-- Begin Text provided --

\name{TaylorSpline}
\alias{TaylorSpline}
\alias{TaylorSpline.fd}
\alias{TaylorSpline.fdPar}
\alias{TaylorSpline.fdSmooth}
\alias{TaylorSpline.dierckx}
\title{
  Taylor representation of a B-Spline
}
\description{
  Convert B-Spline coefficients into a local Taylor series
  representation expanded about the midpoint between each pair of
  distinct knots.
}
\usage{
TaylorSpline(object, ...)
\method{TaylorSpline}{fd}(object, ...)
\method{TaylorSpline}{fdPar}(object, ...)
\method{TaylorSpline}{fdSmooth}(object, ...)
\method{TaylorSpline}{dierckx}(object, ...)
}
\arguments{
  \item{ object }{
    a spline object, e.g., of class 'dierckx'.
  }
  \item{...}{ optional arguments }
}
\details{
  1.  Is \code{object} a spline object with a B-spline basis?  If no,
  throw an error.

  2.  Find \code{knots} and \code{midpoints}.

  3.  Obtain coef(object).

  4.  Determine the number of dimensions of coef(object) and create
  empty \code{coef} and \code{deriv} arrays to match.  Then fill the
  arrays.
}
\value{
  a list with the following components:

  \item{knots}{
    a numeric vector of knots(object, interior=FALSE)
  }
  \item{midpoints}{
    midpoints of intervals defined by unique(knots)
  }
  \item{coef}{
    A matrix of dim = c(nKnots-1, norder) containing the coeffients of
    a polynomial in (x-midpoints[i]) for interval i, where nKnots =
    length(unique(knots)).
  }
  \item{deriv}{
    A matrix of dim = c(nKnots-1, norder) containing the derivatives
    of the spline evaluated at \code{midpoints}.
  }
%    \item{Min, Max}{
%      matrices with one row for each segment giving \code{x} at which
%      local extreme are found, with the corresponding function values.
%      If a local minimum or maximum is not achieved in that interval,
%      then that row of Min or Max is NA.

-- End Text provided --

▶ Requirements:
**a.** In the TaylorSpline documentation, about which point is each local Taylor series expanded?
**b.** Write the rest of the TaylorSpline documentation, picking up right after its final line.

-- Begin Entries --

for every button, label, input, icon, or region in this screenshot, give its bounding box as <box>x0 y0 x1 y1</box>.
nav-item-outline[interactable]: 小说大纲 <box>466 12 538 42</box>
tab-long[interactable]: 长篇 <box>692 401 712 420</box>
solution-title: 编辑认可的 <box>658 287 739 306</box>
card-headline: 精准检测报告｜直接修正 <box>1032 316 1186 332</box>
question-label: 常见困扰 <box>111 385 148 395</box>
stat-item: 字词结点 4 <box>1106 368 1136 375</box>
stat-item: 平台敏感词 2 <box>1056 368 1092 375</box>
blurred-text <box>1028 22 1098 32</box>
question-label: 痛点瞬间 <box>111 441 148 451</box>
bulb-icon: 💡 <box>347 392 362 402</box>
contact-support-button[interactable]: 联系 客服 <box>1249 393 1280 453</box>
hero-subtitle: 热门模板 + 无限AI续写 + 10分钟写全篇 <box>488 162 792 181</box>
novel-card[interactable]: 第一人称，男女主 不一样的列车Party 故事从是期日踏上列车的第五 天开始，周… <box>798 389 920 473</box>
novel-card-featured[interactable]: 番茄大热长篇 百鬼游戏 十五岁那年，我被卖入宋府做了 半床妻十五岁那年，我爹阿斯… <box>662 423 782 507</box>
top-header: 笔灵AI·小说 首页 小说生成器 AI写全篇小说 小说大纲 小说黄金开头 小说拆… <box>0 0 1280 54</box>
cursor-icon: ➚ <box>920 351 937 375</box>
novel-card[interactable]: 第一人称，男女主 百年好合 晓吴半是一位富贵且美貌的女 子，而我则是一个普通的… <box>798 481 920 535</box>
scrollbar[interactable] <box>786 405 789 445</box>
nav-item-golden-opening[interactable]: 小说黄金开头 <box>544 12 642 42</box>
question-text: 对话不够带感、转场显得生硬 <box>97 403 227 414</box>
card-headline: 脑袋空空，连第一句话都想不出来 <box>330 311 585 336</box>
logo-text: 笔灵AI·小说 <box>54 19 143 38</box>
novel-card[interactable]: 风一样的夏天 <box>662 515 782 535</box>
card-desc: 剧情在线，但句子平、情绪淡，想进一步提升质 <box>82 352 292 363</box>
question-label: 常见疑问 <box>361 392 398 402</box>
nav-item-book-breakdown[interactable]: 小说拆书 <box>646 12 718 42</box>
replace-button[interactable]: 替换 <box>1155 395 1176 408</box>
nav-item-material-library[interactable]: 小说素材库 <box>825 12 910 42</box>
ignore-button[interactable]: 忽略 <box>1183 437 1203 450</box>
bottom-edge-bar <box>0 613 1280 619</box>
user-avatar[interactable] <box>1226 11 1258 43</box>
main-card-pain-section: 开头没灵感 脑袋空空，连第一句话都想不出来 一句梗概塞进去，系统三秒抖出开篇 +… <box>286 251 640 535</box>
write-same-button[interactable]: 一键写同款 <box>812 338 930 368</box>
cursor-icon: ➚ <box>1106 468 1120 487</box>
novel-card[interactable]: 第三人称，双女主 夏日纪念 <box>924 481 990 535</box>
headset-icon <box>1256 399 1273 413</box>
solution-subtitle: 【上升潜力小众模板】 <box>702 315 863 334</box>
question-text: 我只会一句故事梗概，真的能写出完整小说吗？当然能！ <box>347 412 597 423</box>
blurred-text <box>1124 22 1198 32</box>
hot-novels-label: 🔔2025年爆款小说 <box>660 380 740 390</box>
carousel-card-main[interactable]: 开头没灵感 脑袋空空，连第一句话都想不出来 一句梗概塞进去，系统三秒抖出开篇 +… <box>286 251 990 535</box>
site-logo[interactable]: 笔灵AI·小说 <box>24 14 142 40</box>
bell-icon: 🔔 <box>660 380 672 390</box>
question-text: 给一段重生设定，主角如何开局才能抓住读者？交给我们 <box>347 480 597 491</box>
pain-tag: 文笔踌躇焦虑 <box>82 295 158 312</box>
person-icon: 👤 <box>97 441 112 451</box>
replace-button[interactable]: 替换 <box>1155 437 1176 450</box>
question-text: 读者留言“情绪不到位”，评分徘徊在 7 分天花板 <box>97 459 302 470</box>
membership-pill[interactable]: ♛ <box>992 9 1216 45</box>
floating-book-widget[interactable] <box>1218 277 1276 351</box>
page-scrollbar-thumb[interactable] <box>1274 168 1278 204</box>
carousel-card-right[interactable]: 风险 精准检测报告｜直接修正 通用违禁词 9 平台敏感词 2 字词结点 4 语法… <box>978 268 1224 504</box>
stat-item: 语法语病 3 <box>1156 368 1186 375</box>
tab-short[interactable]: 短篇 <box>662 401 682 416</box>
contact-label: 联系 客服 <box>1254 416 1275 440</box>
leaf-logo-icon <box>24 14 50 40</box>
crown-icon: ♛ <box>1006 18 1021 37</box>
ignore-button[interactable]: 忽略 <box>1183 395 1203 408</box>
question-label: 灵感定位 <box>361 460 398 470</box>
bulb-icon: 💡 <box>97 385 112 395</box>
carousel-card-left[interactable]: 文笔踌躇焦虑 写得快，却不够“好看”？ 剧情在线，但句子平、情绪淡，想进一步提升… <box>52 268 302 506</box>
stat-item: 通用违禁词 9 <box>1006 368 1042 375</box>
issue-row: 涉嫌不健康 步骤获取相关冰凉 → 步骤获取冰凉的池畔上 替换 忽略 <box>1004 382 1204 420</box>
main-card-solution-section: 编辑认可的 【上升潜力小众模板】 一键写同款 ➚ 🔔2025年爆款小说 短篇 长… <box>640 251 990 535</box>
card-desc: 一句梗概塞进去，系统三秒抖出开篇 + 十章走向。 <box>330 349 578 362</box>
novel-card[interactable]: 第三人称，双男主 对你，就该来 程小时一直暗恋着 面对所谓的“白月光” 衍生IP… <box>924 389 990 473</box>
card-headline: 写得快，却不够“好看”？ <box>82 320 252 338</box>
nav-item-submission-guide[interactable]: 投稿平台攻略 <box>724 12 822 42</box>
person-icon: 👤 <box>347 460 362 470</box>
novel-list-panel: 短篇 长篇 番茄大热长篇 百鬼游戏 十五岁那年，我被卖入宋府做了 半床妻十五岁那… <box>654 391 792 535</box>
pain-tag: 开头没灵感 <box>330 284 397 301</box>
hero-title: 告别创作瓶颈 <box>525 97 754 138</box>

-- End Entries --

▶ Response list:
**a.** Each local Taylor series is expanded about the midpoint between each pair of distinct knots.

**b.**
%
%      If the minimum is achieved at multiple locations in an interval,
%      the smallest such \code{x} value is returned.  Similarly, if the
%      maximum is achieved at multiple locations, the largest such
%      \code{x} is returned.
%    }
}
\author{ Spencer Graves }
\seealso{
  \code{\link{fd}}
  \code{\link{create.bspline.basis}}
}
\examples{
##
## The simplest b-spline basis:  order 1, degree 0, zero interior knots:
##       a single step function
##
library(DierckxSpline)
bspl1.1 <- create.bspline.basis(norder=1, breaks=0:1)
# ... jump to pi to check the code
fd.bspl1.1pi <- fd(pi, basisobj=bspl1.1)
bspl1.1pi <- TaylorSpline(fd.bspl1.1pi)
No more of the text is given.